─── INFORMATION SHOWN

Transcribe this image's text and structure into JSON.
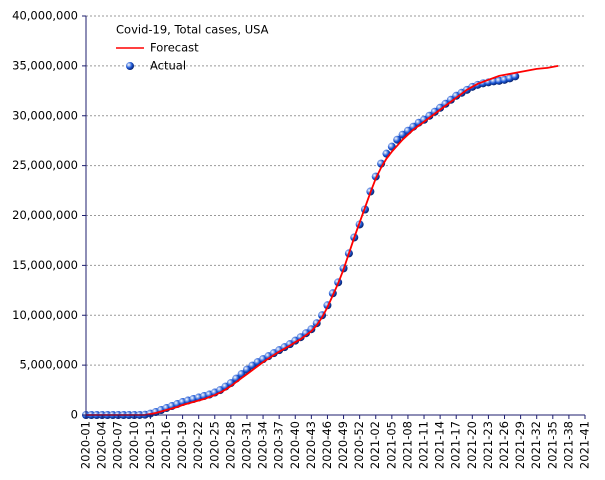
{
  "chart_data": {
    "type": "line",
    "title": "Covid-19, Total cases, USA",
    "categories": [
      "2020-01",
      null,
      null,
      "2020-04",
      null,
      null,
      "2020-07",
      null,
      null,
      "2020-10",
      null,
      null,
      "2020-13",
      null,
      null,
      "2020-16",
      null,
      null,
      "2020-19",
      null,
      null,
      "2020-22",
      null,
      null,
      "2020-25",
      null,
      null,
      "2020-28",
      null,
      null,
      "2020-31",
      null,
      null,
      "2020-34",
      null,
      null,
      "2020-37",
      null,
      null,
      "2020-40",
      null,
      null,
      "2020-43",
      null,
      null,
      "2020-46",
      null,
      null,
      "2020-49",
      null,
      null,
      "2020-52",
      null,
      null,
      "2021-02",
      null,
      null,
      "2021-05",
      null,
      null,
      "2021-08",
      null,
      null,
      "2021-11",
      null,
      null,
      "2021-14",
      null,
      null,
      "2021-17",
      null,
      null,
      "2021-20",
      null,
      null,
      "2021-23",
      null,
      null,
      "2021-26",
      null,
      null,
      "2021-29",
      null,
      null,
      "2021-32",
      null,
      null,
      "2021-35",
      null,
      null,
      "2021-38",
      null,
      null,
      "2021-41"
    ],
    "series": [
      {
        "name": "Forecast",
        "color": "#ff0000",
        "style": "line",
        "values": [
          0,
          0,
          0,
          0,
          0,
          0,
          0,
          0,
          0,
          0,
          0,
          0,
          100000,
          200000,
          350000,
          500000,
          650000,
          800000,
          1000000,
          1150000,
          1300000,
          1450000,
          1600000,
          1800000,
          2000000,
          2250000,
          2550000,
          2900000,
          3300000,
          3700000,
          4100000,
          4500000,
          4900000,
          5300000,
          5650000,
          6000000,
          6350000,
          6650000,
          6950000,
          7300000,
          7600000,
          8000000,
          8400000,
          9000000,
          9800000,
          10800000,
          12000000,
          13200000,
          14600000,
          16200000,
          17800000,
          19300000,
          20800000,
          22300000,
          23700000,
          24800000,
          25700000,
          26400000,
          27000000,
          27600000,
          28100000,
          28600000,
          29000000,
          29400000,
          29800000,
          30200000,
          30600000,
          31000000,
          31400000,
          31800000,
          32200000,
          32600000,
          32900000,
          33200000,
          33400000,
          33600000,
          33800000,
          34000000,
          34100000,
          34200000,
          34300000,
          34400000,
          34500000,
          34600000,
          34700000,
          34750000,
          34800000,
          34900000,
          35000000,
          null,
          null,
          null,
          null,
          null
        ]
      },
      {
        "name": "Actual",
        "color": "#1a56d6",
        "style": "markers",
        "values": [
          0,
          0,
          0,
          0,
          0,
          0,
          0,
          0,
          0,
          100,
          2000,
          30000,
          140000,
          300000,
          500000,
          700000,
          900000,
          1100000,
          1300000,
          1450000,
          1600000,
          1750000,
          1900000,
          2050000,
          2250000,
          2500000,
          2850000,
          3200000,
          3650000,
          4100000,
          4550000,
          4950000,
          5300000,
          5600000,
          5900000,
          6200000,
          6500000,
          6800000,
          7100000,
          7450000,
          7800000,
          8200000,
          8600000,
          9200000,
          10000000,
          11000000,
          12200000,
          13300000,
          14700000,
          16200000,
          17800000,
          19100000,
          20600000,
          22400000,
          23900000,
          25200000,
          26200000,
          26900000,
          27600000,
          28100000,
          28500000,
          28900000,
          29300000,
          29600000,
          30000000,
          30400000,
          30800000,
          31200000,
          31600000,
          32000000,
          32300000,
          32600000,
          32900000,
          33100000,
          33250000,
          33350000,
          33450000,
          33500000,
          33600000,
          33750000,
          33950000,
          null,
          null,
          null,
          null,
          null,
          null,
          null,
          null,
          null,
          null,
          null,
          null,
          null
        ]
      }
    ],
    "ylim": [
      0,
      40000000
    ],
    "yticks": [
      0,
      {
        "value": 5000000,
        "label": "5,000,000"
      },
      {
        "value": 10000000,
        "label": "10,000,000"
      },
      {
        "value": 15000000,
        "label": "15,000,000"
      },
      {
        "value": 20000000,
        "label": "20,000,000"
      },
      {
        "value": 25000000,
        "label": "25,000,000"
      },
      {
        "value": 30000000,
        "label": "30,000,000"
      },
      {
        "value": 35000000,
        "label": "35,000,000"
      },
      {
        "value": 40000000,
        "label": "40,000,000"
      }
    ],
    "grid": true
  }
}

──────

(AIM):
Write out the listing above exactly as it stands, pictures excluded.

(OUTPUT):
Transcribe this image's text and structure into JSON.
{
  "chart_data": {
    "type": "line",
    "title": "Covid-19, Total cases, USA",
    "categories": [
      "2020-01",
      null,
      null,
      "2020-04",
      null,
      null,
      "2020-07",
      null,
      null,
      "2020-10",
      null,
      null,
      "2020-13",
      null,
      null,
      "2020-16",
      null,
      null,
      "2020-19",
      null,
      null,
      "2020-22",
      null,
      null,
      "2020-25",
      null,
      null,
      "2020-28",
      null,
      null,
      "2020-31",
      null,
      null,
      "2020-34",
      null,
      null,
      "2020-37",
      null,
      null,
      "2020-40",
      null,
      null,
      "2020-43",
      null,
      null,
      "2020-46",
      null,
      null,
      "2020-49",
      null,
      null,
      "2020-52",
      null,
      null,
      "2021-02",
      null,
      null,
      "2021-05",
      null,
      null,
      "2021-08",
      null,
      null,
      "2021-11",
      null,
      null,
      "2021-14",
      null,
      null,
      "2021-17",
      null,
      null,
      "2021-20",
      null,
      null,
      "2021-23",
      null,
      null,
      "2021-26",
      null,
      null,
      "2021-29",
      null,
      null,
      "2021-32",
      null,
      null,
      "2021-35",
      null,
      null,
      "2021-38",
      null,
      null,
      "2021-41"
    ],
    "series": [
      {
        "name": "Forecast",
        "color": "#ff0000",
        "style": "line",
        "values": [
          0,
          0,
          0,
          0,
          0,
          0,
          0,
          0,
          0,
          0,
          0,
          0,
          100000,
          200000,
          350000,
          500000,
          650000,
          800000,
          1000000,
          1150000,
          1300000,
          1450000,
          1600000,
          1800000,
          2000000,
          2250000,
          2550000,
          2900000,
          3300000,
          3700000,
          4100000,
          4500000,
          4900000,
          5300000,
          5650000,
          6000000,
          6350000,
          6650000,
          6950000,
          7300000,
          7600000,
          8000000,
          8400000,
          9000000,
          9800000,
          10800000,
          12000000,
          13200000,
          14600000,
          16200000,
          17800000,
          19300000,
          20800000,
          22300000,
          23700000,
          24800000,
          25700000,
          26400000,
          27000000,
          27600000,
          28100000,
          28600000,
          29000000,
          29400000,
          29800000,
          30200000,
          30600000,
          31000000,
          31400000,
          31800000,
          32200000,
          32600000,
          32900000,
          33200000,
          33400000,
          33600000,
          33800000,
          34000000,
          34100000,
          34200000,
          34300000,
          34400000,
          34500000,
          34600000,
          34700000,
          34750000,
          34800000,
          34900000,
          35000000,
          null,
          null,
          null,
          null,
          null
        ]
      },
      {
        "name": "Actual",
        "color": "#1a56d6",
        "style": "markers",
        "values": [
          0,
          0,
          0,
          0,
          0,
          0,
          0,
          0,
          0,
          100,
          2000,
          30000,
          140000,
          300000,
          500000,
          700000,
          900000,
          1100000,
          1300000,
          1450000,
          1600000,
          1750000,
          1900000,
          2050000,
          2250000,
          2500000,
          2850000,
          3200000,
          3650000,
          4100000,
          4550000,
          4950000,
          5300000,
          5600000,
          5900000,
          6200000,
          6500000,
          6800000,
          7100000,
          7450000,
          7800000,
          8200000,
          8600000,
          9200000,
          10000000,
          11000000,
          12200000,
          13300000,
          14700000,
          16200000,
          17800000,
          19100000,
          20600000,
          22400000,
          23900000,
          25200000,
          26200000,
          26900000,
          27600000,
          28100000,
          28500000,
          28900000,
          29300000,
          29600000,
          30000000,
          30400000,
          30800000,
          31200000,
          31600000,
          32000000,
          32300000,
          32600000,
          32900000,
          33100000,
          33250000,
          33350000,
          33450000,
          33500000,
          33600000,
          33750000,
          33950000,
          null,
          null,
          null,
          null,
          null,
          null,
          null,
          null,
          null,
          null,
          null,
          null,
          null
        ]
      }
    ],
    "ylim": [
      0,
      40000000
    ],
    "yticks": [
      0,
      {
        "value": 5000000,
        "label": "5,000,000"
      },
      {
        "value": 10000000,
        "label": "10,000,000"
      },
      {
        "value": 15000000,
        "label": "15,000,000"
      },
      {
        "value": 20000000,
        "label": "20,000,000"
      },
      {
        "value": 25000000,
        "label": "25,000,000"
      },
      {
        "value": 30000000,
        "label": "30,000,000"
      },
      {
        "value": 35000000,
        "label": "35,000,000"
      },
      {
        "value": 40000000,
        "label": "40,000,000"
      }
    ],
    "grid": true
  }
}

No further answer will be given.